• _The problem_
Pick out every line holding the string "this" and copy it.

'''

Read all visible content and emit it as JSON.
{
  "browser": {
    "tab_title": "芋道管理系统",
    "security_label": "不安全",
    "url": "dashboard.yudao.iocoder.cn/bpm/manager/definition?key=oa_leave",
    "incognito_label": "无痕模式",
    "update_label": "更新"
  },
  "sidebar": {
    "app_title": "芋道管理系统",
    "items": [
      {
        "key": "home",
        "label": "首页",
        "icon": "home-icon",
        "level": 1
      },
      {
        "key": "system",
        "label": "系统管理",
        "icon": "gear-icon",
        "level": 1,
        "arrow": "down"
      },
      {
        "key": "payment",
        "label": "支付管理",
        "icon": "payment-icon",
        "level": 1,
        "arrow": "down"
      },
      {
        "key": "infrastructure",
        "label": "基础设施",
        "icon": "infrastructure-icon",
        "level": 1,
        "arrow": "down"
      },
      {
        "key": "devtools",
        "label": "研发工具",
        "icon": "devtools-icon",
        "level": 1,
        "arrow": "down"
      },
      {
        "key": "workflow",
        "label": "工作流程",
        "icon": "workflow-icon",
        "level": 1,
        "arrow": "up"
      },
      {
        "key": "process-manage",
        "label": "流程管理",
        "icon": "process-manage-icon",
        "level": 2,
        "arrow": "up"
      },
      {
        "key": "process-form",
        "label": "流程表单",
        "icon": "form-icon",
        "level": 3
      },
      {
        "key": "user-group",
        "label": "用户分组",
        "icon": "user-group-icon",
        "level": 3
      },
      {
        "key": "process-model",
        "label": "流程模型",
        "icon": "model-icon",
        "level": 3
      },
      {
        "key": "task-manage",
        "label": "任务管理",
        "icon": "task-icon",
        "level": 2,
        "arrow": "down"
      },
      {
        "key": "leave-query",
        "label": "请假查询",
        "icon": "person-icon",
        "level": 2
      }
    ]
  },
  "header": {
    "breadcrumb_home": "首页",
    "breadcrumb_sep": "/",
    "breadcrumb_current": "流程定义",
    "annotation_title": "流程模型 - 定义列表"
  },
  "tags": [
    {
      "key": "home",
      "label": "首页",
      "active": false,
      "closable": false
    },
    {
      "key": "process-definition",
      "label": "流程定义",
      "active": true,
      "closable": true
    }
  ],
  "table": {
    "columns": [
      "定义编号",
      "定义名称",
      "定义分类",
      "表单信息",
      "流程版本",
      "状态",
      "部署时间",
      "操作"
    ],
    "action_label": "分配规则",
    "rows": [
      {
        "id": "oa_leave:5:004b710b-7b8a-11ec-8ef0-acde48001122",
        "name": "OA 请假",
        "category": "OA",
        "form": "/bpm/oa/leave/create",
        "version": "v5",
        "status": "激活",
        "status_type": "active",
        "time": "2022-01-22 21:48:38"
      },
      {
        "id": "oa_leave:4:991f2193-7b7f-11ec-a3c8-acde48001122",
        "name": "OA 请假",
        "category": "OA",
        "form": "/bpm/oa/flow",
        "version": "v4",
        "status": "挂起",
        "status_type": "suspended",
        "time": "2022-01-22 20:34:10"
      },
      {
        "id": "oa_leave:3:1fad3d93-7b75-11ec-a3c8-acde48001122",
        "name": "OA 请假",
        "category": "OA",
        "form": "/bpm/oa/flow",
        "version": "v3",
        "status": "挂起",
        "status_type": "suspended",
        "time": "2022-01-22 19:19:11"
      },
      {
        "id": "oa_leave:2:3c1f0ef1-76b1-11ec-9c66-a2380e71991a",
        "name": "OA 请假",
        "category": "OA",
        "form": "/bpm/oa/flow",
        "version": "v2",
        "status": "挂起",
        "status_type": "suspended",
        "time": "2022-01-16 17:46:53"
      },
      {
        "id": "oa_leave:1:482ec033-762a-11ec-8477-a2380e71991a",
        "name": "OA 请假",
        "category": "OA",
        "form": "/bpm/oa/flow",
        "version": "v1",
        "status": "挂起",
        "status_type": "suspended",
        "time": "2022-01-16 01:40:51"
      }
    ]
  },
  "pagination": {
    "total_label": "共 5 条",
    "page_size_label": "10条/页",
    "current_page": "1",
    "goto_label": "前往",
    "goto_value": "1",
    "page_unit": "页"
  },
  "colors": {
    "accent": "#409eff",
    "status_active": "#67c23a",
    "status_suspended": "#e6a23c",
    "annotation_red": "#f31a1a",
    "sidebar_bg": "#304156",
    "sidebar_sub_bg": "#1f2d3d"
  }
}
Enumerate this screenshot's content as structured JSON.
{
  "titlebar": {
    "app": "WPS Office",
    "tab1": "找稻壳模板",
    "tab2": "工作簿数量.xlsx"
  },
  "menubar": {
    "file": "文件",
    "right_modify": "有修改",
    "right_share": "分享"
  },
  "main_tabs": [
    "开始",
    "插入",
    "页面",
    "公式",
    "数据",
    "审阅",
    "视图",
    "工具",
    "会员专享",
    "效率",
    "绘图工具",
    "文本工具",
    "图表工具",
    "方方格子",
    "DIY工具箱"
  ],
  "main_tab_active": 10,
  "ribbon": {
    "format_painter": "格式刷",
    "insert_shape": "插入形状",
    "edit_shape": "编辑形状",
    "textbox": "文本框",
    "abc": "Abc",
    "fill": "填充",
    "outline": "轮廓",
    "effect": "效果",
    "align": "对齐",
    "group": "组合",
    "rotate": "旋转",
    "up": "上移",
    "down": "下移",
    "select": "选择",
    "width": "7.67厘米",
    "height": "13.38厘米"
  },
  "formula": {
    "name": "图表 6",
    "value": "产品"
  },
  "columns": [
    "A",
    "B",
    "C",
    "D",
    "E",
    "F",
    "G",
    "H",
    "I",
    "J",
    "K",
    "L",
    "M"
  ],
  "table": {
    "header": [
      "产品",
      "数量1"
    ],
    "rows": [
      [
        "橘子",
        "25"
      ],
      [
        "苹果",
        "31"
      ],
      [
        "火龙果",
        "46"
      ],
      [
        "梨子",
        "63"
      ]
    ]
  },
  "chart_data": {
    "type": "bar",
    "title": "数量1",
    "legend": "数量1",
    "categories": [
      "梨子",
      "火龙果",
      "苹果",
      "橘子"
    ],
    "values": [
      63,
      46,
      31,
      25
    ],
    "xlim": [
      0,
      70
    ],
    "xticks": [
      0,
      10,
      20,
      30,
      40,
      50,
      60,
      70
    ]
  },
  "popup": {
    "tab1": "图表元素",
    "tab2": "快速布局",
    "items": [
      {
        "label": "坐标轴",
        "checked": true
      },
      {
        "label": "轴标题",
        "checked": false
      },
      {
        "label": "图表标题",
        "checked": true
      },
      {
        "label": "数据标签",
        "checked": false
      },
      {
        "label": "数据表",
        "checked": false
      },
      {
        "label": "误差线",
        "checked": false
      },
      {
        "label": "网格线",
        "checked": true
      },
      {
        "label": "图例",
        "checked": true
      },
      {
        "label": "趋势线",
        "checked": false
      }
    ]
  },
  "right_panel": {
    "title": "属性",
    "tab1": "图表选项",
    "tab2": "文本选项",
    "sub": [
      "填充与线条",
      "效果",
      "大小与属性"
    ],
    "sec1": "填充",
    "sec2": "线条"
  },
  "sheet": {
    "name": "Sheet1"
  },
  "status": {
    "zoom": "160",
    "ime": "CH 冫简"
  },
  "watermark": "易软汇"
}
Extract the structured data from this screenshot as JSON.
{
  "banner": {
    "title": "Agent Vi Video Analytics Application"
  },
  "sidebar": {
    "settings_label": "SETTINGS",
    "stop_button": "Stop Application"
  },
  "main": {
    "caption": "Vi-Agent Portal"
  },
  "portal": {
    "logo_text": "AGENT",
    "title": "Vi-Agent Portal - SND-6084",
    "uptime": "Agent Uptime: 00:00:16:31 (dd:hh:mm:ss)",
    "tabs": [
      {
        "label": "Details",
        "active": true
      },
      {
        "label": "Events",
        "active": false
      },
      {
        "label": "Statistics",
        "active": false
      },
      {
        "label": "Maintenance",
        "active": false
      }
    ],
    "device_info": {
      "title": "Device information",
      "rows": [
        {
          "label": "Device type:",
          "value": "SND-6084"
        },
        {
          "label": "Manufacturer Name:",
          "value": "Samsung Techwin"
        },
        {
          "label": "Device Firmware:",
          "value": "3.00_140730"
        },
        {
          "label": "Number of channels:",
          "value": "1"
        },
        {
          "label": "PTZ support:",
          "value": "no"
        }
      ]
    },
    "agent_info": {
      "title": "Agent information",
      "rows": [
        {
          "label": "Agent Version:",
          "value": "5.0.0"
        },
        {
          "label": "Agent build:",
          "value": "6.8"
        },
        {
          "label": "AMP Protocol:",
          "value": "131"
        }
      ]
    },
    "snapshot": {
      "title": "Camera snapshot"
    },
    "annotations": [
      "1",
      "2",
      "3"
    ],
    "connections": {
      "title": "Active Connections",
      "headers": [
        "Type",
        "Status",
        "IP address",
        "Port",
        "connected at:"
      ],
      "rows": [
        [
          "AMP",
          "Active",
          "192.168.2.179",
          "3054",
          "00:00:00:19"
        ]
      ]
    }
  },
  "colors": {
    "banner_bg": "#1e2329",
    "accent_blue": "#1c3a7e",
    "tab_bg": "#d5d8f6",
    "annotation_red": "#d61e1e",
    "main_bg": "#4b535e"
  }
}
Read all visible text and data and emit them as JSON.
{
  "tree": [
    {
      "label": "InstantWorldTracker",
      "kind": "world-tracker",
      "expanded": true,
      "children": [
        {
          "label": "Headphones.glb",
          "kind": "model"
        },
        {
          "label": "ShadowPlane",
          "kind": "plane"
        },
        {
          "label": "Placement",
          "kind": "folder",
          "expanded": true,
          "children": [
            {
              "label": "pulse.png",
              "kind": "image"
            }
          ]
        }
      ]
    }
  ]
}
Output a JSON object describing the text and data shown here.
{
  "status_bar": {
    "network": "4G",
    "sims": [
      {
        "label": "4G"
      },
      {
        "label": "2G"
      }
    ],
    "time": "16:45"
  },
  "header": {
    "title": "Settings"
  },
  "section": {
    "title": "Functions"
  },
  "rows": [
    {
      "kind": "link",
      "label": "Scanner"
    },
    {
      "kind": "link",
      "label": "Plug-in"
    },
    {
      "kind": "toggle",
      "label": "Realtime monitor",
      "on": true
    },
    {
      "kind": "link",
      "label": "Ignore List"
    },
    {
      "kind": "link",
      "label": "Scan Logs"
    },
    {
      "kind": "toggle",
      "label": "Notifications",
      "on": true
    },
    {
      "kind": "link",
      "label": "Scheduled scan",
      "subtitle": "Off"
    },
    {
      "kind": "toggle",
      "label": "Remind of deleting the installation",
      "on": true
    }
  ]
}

'''

• _Worked solution_
Enumerate this screenshot's content as structured JSON.
Extract the structured data from this screenshot as JSON.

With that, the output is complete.